**Direction:** Which lines contain the string "成本控制"? Please list every one of them.

**Data:**
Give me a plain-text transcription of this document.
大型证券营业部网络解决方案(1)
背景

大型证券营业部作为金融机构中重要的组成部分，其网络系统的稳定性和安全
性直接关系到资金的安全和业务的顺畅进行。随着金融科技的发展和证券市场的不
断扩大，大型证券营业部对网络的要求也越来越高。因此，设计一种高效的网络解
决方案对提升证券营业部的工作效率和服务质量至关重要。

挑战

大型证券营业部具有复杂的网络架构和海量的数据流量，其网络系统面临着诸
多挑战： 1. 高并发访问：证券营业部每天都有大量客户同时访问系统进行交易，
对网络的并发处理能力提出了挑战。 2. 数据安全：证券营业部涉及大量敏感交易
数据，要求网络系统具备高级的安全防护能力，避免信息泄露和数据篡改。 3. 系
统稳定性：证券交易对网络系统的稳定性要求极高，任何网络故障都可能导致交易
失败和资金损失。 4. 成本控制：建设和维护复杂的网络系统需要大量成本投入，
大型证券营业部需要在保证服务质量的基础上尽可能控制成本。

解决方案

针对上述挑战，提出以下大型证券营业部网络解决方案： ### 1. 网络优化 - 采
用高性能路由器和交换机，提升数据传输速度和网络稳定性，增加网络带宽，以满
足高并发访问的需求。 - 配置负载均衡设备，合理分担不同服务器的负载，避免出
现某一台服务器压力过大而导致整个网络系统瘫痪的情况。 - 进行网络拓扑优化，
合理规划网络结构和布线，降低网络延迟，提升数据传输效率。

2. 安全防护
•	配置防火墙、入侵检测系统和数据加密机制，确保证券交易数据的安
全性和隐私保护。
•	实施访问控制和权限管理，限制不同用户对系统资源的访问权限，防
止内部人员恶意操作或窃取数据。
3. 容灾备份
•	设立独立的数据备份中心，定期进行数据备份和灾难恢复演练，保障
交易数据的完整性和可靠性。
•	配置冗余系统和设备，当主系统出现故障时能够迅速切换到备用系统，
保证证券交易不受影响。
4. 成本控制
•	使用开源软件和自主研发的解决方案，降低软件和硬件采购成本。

**Exercise output:**
失败和资金损失。 4. 成本控制：建设和维护复杂的网络系统需要大量成本投入，
4. 成本控制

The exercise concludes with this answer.